__Written instruction__.
Below are some records. Count the lines with "said" in them and give nothing but the total.

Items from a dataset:
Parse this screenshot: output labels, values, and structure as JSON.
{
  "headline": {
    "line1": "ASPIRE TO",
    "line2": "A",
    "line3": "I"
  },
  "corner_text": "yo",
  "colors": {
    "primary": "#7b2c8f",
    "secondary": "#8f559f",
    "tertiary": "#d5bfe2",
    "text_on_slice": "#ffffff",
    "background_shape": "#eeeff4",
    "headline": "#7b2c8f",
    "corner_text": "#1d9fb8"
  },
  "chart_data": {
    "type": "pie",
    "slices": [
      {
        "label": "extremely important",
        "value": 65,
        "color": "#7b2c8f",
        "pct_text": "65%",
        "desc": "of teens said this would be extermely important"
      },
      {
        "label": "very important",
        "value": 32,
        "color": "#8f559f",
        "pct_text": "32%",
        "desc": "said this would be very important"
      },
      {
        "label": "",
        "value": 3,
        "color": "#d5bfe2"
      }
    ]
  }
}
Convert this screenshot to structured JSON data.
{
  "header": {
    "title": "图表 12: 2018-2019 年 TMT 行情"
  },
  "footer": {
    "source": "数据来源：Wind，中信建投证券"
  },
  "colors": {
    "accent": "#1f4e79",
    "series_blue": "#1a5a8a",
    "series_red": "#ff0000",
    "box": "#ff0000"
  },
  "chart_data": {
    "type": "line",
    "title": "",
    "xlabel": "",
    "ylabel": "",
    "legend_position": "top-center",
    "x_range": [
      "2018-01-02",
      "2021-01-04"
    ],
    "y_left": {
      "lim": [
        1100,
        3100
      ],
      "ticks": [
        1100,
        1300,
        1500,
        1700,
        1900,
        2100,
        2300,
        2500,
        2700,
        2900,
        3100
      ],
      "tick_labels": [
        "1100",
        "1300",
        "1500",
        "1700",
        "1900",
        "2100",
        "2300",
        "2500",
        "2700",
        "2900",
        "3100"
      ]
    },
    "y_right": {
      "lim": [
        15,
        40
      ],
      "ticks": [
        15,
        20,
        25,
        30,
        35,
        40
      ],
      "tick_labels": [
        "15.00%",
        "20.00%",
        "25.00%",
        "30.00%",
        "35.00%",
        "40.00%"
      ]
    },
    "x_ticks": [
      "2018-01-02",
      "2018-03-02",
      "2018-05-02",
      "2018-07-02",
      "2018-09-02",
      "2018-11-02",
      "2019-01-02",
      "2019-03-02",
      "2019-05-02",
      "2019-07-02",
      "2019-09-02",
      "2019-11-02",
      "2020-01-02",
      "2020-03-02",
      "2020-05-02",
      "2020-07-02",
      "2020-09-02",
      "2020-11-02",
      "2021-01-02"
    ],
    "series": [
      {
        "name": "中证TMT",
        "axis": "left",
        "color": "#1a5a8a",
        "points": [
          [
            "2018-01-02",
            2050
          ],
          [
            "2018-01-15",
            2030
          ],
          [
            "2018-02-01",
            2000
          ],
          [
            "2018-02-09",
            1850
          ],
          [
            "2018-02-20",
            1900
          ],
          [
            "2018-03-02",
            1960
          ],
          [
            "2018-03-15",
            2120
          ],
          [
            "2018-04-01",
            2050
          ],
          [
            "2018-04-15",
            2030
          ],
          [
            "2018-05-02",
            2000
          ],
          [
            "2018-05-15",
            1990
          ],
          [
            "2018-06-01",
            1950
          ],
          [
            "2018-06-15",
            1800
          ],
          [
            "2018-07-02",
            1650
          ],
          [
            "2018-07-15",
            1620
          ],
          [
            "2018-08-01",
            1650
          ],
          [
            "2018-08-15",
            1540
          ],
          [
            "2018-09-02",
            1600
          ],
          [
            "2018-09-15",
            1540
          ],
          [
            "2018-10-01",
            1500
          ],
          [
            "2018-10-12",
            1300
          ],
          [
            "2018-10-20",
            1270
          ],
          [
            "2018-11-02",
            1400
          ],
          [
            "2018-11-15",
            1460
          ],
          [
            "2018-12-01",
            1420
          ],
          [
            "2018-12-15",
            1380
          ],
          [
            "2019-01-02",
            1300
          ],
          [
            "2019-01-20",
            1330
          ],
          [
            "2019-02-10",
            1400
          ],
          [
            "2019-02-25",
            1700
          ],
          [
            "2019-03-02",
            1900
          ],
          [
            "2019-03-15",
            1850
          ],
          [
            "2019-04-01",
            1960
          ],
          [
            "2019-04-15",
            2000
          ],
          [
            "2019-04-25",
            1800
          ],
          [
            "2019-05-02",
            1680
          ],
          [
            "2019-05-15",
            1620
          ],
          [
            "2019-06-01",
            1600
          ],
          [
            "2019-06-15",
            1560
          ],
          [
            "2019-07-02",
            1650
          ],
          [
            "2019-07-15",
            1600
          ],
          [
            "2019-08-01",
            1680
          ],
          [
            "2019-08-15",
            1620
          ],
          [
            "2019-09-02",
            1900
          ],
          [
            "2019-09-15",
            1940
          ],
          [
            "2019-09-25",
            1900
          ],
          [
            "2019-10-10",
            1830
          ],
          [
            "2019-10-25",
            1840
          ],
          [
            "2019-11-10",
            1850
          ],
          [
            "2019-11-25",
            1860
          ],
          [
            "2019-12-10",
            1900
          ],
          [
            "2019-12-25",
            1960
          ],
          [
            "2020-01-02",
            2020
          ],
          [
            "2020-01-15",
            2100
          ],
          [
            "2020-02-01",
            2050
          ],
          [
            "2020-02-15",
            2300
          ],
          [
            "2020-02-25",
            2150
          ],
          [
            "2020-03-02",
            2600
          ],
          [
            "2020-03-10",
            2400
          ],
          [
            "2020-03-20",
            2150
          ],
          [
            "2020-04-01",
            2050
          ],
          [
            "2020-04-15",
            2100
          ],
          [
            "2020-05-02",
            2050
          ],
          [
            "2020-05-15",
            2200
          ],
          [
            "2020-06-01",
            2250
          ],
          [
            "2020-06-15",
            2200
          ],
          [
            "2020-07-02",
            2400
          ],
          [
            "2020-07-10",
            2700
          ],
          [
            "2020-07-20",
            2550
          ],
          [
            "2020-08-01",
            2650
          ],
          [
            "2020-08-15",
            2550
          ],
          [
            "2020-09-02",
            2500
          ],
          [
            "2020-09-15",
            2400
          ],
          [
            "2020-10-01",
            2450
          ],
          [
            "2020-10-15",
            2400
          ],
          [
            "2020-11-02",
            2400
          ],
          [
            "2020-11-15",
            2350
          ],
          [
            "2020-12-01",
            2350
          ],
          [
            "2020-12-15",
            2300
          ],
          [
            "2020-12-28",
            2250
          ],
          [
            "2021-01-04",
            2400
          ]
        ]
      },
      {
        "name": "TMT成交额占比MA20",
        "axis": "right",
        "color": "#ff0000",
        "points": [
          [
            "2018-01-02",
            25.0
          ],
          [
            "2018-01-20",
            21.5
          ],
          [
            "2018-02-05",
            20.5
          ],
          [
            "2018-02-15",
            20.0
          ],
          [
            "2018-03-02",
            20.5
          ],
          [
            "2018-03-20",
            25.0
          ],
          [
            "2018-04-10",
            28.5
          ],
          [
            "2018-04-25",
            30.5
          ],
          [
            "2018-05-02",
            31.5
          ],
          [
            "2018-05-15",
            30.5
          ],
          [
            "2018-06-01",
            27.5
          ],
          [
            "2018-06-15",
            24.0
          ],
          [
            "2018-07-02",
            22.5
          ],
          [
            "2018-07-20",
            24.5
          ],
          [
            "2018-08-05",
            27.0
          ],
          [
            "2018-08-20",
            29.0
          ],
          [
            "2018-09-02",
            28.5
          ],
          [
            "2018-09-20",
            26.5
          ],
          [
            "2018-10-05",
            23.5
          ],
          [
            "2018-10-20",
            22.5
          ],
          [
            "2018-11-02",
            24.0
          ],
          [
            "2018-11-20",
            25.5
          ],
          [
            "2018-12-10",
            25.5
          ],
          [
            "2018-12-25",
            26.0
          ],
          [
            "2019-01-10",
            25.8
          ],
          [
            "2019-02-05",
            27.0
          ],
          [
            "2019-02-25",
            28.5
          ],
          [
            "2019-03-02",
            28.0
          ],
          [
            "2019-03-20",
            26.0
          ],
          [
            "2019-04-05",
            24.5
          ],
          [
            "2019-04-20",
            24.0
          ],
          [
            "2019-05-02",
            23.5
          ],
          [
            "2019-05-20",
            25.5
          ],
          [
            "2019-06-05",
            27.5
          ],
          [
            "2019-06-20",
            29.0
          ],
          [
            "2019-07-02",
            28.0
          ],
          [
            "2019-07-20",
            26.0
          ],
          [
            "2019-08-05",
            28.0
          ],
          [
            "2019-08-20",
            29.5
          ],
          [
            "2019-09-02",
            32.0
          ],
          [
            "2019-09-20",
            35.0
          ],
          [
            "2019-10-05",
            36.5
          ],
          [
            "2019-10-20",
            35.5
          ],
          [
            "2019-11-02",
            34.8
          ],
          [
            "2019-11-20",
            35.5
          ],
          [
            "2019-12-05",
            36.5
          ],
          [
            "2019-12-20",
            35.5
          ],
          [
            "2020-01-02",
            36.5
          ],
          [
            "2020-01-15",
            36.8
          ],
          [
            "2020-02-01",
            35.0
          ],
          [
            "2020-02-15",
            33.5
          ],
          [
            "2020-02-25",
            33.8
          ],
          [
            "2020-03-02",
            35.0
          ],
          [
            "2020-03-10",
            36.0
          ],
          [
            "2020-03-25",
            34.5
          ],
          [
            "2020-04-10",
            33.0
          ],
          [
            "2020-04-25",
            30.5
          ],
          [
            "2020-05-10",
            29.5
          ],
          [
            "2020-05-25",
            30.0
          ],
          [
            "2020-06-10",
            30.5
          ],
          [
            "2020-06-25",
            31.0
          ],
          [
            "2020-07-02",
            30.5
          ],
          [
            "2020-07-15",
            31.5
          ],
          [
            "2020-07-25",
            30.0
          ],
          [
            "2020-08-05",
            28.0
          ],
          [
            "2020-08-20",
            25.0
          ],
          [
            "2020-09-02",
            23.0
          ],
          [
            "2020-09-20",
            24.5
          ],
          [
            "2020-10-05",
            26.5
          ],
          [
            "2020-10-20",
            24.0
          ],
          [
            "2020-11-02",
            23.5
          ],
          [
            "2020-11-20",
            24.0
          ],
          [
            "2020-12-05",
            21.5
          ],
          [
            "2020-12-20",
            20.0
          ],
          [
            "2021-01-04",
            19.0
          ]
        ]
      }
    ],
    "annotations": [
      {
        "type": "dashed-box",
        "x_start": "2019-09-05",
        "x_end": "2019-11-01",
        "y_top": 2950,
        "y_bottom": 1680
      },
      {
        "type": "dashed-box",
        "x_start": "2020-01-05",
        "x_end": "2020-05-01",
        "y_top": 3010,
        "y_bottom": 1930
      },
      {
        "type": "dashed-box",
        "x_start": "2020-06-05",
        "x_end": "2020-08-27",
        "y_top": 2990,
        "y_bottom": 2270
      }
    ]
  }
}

__The reply__.
2